TASK BRIEF
Copy out every line that contains the word "passed".

--- Start of SOURCE MATERIAL ---

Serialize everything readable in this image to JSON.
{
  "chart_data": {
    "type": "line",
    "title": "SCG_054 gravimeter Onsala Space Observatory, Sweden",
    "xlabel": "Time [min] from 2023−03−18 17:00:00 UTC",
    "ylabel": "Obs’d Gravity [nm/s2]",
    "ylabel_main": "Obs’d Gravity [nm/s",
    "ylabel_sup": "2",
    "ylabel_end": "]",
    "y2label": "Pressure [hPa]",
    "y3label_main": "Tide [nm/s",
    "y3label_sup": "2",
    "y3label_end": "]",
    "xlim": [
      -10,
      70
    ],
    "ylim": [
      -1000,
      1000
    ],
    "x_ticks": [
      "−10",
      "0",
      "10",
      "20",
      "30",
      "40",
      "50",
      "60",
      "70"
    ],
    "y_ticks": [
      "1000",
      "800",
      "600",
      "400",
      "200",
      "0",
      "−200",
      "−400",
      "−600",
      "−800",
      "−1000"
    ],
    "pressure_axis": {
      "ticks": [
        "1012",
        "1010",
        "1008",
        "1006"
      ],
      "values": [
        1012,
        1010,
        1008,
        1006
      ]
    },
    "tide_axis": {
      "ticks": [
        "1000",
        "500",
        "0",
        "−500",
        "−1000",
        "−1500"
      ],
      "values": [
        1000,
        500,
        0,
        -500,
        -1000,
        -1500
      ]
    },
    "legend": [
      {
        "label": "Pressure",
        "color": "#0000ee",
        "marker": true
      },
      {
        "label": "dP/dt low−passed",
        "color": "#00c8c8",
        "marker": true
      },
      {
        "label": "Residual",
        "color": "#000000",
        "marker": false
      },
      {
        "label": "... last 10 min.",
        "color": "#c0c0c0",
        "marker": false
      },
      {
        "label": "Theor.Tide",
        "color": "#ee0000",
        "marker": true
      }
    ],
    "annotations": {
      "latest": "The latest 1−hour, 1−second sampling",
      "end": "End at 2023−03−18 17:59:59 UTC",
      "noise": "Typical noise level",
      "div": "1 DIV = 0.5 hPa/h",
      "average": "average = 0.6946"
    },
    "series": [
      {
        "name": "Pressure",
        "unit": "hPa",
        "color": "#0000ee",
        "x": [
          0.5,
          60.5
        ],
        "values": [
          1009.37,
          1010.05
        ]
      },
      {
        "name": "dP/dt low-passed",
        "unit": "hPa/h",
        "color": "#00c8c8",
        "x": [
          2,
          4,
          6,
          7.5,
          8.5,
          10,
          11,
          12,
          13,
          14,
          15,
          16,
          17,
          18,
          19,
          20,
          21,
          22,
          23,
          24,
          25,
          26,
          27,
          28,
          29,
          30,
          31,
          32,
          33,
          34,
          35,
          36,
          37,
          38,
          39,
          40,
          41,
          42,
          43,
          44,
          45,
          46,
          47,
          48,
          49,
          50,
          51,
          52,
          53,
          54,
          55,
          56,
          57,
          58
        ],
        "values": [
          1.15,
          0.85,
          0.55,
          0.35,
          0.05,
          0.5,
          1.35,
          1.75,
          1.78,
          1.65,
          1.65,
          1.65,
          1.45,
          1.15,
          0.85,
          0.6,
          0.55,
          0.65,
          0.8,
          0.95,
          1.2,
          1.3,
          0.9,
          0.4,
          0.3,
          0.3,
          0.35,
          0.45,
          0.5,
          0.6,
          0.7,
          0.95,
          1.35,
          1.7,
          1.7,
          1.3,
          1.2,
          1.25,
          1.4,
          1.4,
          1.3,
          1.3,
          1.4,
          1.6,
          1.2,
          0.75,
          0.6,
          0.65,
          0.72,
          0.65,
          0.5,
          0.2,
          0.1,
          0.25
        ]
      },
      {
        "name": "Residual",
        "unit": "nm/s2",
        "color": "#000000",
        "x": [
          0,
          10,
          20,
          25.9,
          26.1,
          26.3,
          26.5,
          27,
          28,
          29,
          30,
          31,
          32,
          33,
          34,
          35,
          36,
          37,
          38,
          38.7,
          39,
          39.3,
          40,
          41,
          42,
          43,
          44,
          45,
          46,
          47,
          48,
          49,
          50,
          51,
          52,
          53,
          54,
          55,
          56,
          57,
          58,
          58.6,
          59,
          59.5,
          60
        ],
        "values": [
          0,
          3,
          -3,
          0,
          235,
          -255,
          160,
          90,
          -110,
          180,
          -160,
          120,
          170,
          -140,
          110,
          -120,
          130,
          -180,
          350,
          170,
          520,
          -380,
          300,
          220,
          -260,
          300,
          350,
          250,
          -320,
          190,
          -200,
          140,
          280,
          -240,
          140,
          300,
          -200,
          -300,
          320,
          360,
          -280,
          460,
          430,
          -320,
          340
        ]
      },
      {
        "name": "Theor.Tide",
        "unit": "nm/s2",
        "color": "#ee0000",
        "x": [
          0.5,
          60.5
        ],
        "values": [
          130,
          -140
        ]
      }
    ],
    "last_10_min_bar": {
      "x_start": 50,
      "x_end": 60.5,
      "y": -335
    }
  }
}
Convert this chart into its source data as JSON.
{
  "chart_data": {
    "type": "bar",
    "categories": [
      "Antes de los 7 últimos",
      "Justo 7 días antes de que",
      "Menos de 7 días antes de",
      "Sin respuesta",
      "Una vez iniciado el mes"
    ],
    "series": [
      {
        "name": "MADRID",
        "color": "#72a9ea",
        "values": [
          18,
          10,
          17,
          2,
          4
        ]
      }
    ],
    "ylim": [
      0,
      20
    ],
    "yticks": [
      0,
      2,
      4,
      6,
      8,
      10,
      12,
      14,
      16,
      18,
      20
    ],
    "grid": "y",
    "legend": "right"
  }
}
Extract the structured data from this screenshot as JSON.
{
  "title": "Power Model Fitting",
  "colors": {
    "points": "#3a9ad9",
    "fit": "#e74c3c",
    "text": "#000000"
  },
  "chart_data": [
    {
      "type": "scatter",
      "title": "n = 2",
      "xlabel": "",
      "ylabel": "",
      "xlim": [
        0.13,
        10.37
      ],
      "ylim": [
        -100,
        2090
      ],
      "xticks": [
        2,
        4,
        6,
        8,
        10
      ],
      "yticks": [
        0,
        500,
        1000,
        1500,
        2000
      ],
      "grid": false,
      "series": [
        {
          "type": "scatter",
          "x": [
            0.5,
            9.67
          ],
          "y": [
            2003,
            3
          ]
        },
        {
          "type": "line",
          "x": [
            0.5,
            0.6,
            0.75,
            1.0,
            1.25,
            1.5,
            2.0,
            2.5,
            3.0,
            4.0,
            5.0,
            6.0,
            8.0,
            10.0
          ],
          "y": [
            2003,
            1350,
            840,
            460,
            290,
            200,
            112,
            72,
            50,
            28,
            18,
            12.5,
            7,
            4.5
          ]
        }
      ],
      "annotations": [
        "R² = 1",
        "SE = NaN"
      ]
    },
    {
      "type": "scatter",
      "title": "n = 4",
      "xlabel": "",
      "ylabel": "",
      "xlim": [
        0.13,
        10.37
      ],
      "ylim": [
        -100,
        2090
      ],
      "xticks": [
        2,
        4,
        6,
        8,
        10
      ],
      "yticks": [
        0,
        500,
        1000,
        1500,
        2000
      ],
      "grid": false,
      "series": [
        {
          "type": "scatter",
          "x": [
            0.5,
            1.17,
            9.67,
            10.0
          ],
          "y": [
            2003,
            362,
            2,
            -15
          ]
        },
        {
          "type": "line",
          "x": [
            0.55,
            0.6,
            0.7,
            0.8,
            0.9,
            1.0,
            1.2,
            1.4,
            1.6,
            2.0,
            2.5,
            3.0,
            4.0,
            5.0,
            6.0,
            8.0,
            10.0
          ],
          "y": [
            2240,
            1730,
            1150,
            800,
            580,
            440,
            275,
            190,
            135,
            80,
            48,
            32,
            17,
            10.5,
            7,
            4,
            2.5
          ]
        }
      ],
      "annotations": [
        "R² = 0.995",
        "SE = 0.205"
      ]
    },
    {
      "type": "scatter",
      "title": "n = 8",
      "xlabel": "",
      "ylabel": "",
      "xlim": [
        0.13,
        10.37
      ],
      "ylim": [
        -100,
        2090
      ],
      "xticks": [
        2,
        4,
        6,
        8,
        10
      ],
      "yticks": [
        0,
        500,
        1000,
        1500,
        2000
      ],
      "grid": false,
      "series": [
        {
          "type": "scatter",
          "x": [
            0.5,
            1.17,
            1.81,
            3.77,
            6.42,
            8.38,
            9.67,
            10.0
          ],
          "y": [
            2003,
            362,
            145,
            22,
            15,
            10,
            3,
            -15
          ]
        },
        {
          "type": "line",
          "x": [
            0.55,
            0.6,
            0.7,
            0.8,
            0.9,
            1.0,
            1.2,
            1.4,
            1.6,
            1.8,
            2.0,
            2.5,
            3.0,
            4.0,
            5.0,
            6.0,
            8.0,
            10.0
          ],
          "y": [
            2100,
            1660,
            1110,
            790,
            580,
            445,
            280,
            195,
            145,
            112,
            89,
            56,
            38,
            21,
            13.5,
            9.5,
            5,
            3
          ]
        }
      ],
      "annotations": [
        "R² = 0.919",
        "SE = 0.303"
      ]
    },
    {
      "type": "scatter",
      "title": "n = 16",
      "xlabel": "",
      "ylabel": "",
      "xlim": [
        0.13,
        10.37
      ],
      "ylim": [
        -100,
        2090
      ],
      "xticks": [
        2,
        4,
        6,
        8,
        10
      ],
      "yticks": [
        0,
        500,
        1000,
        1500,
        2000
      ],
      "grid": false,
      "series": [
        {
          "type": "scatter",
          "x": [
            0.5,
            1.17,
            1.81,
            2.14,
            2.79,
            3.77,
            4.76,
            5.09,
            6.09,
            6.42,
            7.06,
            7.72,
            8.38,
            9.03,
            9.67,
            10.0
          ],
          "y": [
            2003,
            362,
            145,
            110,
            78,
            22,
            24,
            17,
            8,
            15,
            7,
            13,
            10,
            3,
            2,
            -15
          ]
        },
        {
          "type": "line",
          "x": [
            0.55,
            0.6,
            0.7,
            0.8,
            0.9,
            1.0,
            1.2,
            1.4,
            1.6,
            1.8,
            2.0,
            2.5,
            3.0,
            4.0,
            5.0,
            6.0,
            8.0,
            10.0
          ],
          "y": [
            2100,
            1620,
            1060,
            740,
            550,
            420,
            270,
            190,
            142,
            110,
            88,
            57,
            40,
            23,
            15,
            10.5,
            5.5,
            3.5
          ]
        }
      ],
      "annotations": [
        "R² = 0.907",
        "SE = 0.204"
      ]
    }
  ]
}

--- End of SOURCE MATERIAL ---

FINAL RESULT
        "label": "dP/dt low−passed",
        "name": "dP/dt low-passed",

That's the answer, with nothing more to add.